Work to do
The records below need retyping in full; give them again exactly.

* Start *

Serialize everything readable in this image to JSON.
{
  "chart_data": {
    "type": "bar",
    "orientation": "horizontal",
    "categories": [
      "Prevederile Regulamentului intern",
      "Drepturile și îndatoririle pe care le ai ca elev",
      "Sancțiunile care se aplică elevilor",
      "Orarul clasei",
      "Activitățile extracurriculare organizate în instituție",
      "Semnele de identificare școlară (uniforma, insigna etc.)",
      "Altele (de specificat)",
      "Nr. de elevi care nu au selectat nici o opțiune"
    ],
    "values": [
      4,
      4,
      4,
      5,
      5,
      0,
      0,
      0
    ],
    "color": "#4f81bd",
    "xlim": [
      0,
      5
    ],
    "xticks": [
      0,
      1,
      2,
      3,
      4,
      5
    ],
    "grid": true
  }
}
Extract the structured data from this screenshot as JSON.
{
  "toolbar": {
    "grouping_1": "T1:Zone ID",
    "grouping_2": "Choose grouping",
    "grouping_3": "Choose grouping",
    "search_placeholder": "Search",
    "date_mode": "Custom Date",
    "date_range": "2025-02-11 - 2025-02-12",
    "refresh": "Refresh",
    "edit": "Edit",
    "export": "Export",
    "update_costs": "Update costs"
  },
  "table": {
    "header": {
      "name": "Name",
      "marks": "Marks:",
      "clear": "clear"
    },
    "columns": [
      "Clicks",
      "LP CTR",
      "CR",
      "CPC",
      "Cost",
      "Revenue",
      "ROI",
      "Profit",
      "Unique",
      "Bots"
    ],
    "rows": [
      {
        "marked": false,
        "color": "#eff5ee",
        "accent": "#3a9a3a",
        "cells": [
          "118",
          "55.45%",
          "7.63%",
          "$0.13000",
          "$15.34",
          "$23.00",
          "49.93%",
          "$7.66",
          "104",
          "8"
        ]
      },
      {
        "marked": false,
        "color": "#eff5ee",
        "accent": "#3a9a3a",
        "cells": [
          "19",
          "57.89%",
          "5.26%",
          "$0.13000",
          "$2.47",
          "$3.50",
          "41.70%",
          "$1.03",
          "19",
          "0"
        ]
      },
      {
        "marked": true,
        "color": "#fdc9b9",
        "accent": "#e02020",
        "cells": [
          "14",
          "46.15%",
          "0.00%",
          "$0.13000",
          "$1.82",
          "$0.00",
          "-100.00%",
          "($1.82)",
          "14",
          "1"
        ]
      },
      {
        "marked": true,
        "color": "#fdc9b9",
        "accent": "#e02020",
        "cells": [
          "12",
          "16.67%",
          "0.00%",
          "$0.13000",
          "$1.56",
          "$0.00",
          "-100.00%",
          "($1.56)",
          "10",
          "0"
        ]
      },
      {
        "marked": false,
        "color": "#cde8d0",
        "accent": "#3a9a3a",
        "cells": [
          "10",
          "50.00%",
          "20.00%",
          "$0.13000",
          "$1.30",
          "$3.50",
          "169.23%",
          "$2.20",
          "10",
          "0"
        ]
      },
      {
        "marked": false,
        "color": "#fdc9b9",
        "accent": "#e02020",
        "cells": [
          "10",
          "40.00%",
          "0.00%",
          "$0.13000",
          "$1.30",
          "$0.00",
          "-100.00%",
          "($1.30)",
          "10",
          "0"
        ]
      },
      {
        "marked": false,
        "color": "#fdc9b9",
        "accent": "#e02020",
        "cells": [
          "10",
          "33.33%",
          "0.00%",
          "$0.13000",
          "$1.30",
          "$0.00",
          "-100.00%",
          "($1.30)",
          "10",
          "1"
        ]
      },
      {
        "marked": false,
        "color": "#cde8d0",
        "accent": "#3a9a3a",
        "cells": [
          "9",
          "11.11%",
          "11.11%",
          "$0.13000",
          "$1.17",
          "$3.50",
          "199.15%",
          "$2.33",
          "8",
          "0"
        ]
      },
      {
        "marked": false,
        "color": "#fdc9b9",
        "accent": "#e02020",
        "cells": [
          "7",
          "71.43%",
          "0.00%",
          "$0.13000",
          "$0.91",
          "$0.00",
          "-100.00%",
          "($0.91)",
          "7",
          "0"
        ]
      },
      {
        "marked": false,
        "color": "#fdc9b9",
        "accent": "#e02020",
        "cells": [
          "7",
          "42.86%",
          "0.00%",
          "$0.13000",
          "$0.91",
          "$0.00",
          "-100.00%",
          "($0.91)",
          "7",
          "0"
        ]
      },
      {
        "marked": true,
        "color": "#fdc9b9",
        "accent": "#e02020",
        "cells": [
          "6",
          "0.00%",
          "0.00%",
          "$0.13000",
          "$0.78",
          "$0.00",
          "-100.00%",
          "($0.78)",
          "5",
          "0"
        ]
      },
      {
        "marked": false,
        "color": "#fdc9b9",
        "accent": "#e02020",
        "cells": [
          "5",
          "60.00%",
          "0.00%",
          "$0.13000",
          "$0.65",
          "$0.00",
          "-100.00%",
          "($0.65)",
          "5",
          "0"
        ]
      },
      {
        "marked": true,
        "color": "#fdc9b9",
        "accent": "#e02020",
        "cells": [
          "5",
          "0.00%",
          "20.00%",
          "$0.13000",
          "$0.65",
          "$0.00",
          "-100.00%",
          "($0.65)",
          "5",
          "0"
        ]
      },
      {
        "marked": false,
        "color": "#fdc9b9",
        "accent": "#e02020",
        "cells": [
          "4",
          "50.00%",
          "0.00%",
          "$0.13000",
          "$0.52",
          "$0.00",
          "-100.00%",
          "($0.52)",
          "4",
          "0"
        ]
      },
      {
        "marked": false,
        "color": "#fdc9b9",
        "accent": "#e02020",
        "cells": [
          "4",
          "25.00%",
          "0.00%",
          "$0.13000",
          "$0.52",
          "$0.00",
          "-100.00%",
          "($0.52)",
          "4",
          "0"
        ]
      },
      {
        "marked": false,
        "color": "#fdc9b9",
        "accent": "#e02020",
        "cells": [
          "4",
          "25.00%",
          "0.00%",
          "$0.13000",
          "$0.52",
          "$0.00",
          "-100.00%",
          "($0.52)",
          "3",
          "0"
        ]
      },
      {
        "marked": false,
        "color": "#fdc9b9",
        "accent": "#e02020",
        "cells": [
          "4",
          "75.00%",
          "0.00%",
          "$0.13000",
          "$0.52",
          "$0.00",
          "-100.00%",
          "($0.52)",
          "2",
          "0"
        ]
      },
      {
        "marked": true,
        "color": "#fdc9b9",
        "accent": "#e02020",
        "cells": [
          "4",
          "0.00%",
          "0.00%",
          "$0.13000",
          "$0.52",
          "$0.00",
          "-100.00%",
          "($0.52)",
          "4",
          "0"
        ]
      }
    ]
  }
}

* End *

Exercise result
Serialize everything readable in this image to JSON.
{
  "chart_data": {
    "type": "bar",
    "orientation": "horizontal",
    "categories": [
      "Prevederile Regulamentului intern",
      "Drepturile și îndatoririle pe care le ai ca elev",
      "Sancțiunile care se aplică elevilor",
      "Orarul clasei",
      "Activitățile extracurriculare organizate în instituție",
      "Semnele de identificare școlară (uniforma, insigna etc.)",
      "Altele (de specificat)",
      "Nr. de elevi care nu au selectat nici o opțiune"
    ],
    "values": [
      4,
      4,
      4,
      5,
      5,
      0,
      0,
      0
    ],
    "color": "#4f81bd",
    "xlim": [
      0,
      5
    ],
    "xticks": [
      0,
      1,
      2,
      3,
      4,
      5
    ],
    "grid": true
  }
}
Extract the structured data from this screenshot as JSON.
{
  "toolbar": {
    "grouping_1": "T1:Zone ID",
    "grouping_2": "Choose grouping",
    "grouping_3": "Choose grouping",
    "search_placeholder": "Search",
    "date_mode": "Custom Date",
    "date_range": "2025-02-11 - 2025-02-12",
    "refresh": "Refresh",
    "edit": "Edit",
    "export": "Export",
    "update_costs": "Update costs"
  },
  "table": {
    "header": {
      "name": "Name",
      "marks": "Marks:",
      "clear": "clear"
    },
    "columns": [
      "Clicks",
      "LP CTR",
      "CR",
      "CPC",
      "Cost",
      "Revenue",
      "ROI",
      "Profit",
      "Unique",
      "Bots"
    ],
    "rows": [
      {
        "marked": false,
        "color": "#eff5ee",
        "accent": "#3a9a3a",
        "cells": [
          "118",
          "55.45%",
          "7.63%",
          "$0.13000",
          "$15.34",
          "$23.00",
          "49.93%",
          "$7.66",
          "104",
          "8"
        ]
      },
      {
        "marked": false,
        "color": "#eff5ee",
        "accent": "#3a9a3a",
        "cells": [
          "19",
          "57.89%",
          "5.26%",
          "$0.13000",
          "$2.47",
          "$3.50",
          "41.70%",
          "$1.03",
          "19",
          "0"
        ]
      },
      {
        "marked": true,
        "color": "#fdc9b9",
        "accent": "#e02020",
        "cells": [
          "14",
          "46.15%",
          "0.00%",
          "$0.13000",
          "$1.82",
          "$0.00",
          "-100.00%",
          "($1.82)",
          "14",
          "1"
        ]
      },
      {
        "marked": true,
        "color": "#fdc9b9",
        "accent": "#e02020",
        "cells": [
          "12",
          "16.67%",
          "0.00%",
          "$0.13000",
          "$1.56",
          "$0.00",
          "-100.00%",
          "($1.56)",
          "10",
          "0"
        ]
      },
      {
        "marked": false,
        "color": "#cde8d0",
        "accent": "#3a9a3a",
        "cells": [
          "10",
          "50.00%",
          "20.00%",
          "$0.13000",
          "$1.30",
          "$3.50",
          "169.23%",
          "$2.20",
          "10",
          "0"
        ]
      },
      {
        "marked": false,
        "color": "#fdc9b9",
        "accent": "#e02020",
        "cells": [
          "10",
          "40.00%",
          "0.00%",
          "$0.13000",
          "$1.30",
          "$0.00",
          "-100.00%",
          "($1.30)",
          "10",
          "0"
        ]
      },
      {
        "marked": false,
        "color": "#fdc9b9",
        "accent": "#e02020",
        "cells": [
          "10",
          "33.33%",
          "0.00%",
          "$0.13000",
          "$1.30",
          "$0.00",
          "-100.00%",
          "($1.30)",
          "10",
          "1"
        ]
      },
      {
        "marked": false,
        "color": "#cde8d0",
        "accent": "#3a9a3a",
        "cells": [
          "9",
          "11.11%",
          "11.11%",
          "$0.13000",
          "$1.17",
          "$3.50",
          "199.15%",
          "$2.33",
          "8",
          "0"
        ]
      },
      {
        "marked": false,
        "color": "#fdc9b9",
        "accent": "#e02020",
        "cells": [
          "7",
          "71.43%",
          "0.00%",
          "$0.13000",
          "$0.91",
          "$0.00",
          "-100.00%",
          "($0.91)",
          "7",
          "0"
        ]
      },
      {
        "marked": false,
        "color": "#fdc9b9",
        "accent": "#e02020",
        "cells": [
          "7",
          "42.86%",
          "0.00%",
          "$0.13000",
          "$0.91",
          "$0.00",
          "-100.00%",
          "($0.91)",
          "7",
          "0"
        ]
      },
      {
        "marked": true,
        "color": "#fdc9b9",
        "accent": "#e02020",
        "cells": [
          "6",
          "0.00%",
          "0.00%",
          "$0.13000",
          "$0.78",
          "$0.00",
          "-100.00%",
          "($0.78)",
          "5",
          "0"
        ]
      },
      {
        "marked": false,
        "color": "#fdc9b9",
        "accent": "#e02020",
        "cells": [
          "5",
          "60.00%",
          "0.00%",
          "$0.13000",
          "$0.65",
          "$0.00",
          "-100.00%",
          "($0.65)",
          "5",
          "0"
        ]
      },
      {
        "marked": true,
        "color": "#fdc9b9",
        "accent": "#e02020",
        "cells": [
          "5",
          "0.00%",
          "20.00%",
          "$0.13000",
          "$0.65",
          "$0.00",
          "-100.00%",
          "($0.65)",
          "5",
          "0"
        ]
      },
      {
        "marked": false,
        "color": "#fdc9b9",
        "accent": "#e02020",
        "cells": [
          "4",
          "50.00%",
          "0.00%",
          "$0.13000",
          "$0.52",
          "$0.00",
          "-100.00%",
          "($0.52)",
          "4",
          "0"
        ]
      },
      {
        "marked": false,
        "color": "#fdc9b9",
        "accent": "#e02020",
        "cells": [
          "4",
          "25.00%",
          "0.00%",
          "$0.13000",
          "$0.52",
          "$0.00",
          "-100.00%",
          "($0.52)",
          "4",
          "0"
        ]
      },
      {
        "marked": false,
        "color": "#fdc9b9",
        "accent": "#e02020",
        "cells": [
          "4",
          "25.00%",
          "0.00%",
          "$0.13000",
          "$0.52",
          "$0.00",
          "-100.00%",
          "($0.52)",
          "3",
          "0"
        ]
      },
      {
        "marked": false,
        "color": "#fdc9b9",
        "accent": "#e02020",
        "cells": [
          "4",
          "75.00%",
          "0.00%",
          "$0.13000",
          "$0.52",
          "$0.00",
          "-100.00%",
          "($0.52)",
          "2",
          "0"
        ]
      },
      {
        "marked": true,
        "color": "#fdc9b9",
        "accent": "#e02020",
        "cells": [
          "4",
          "0.00%",
          "0.00%",
          "$0.13000",
          "$0.52",
          "$0.00",
          "-100.00%",
          "($0.52)",
          "4",
          "0"
        ]
      }
    ]
  }
}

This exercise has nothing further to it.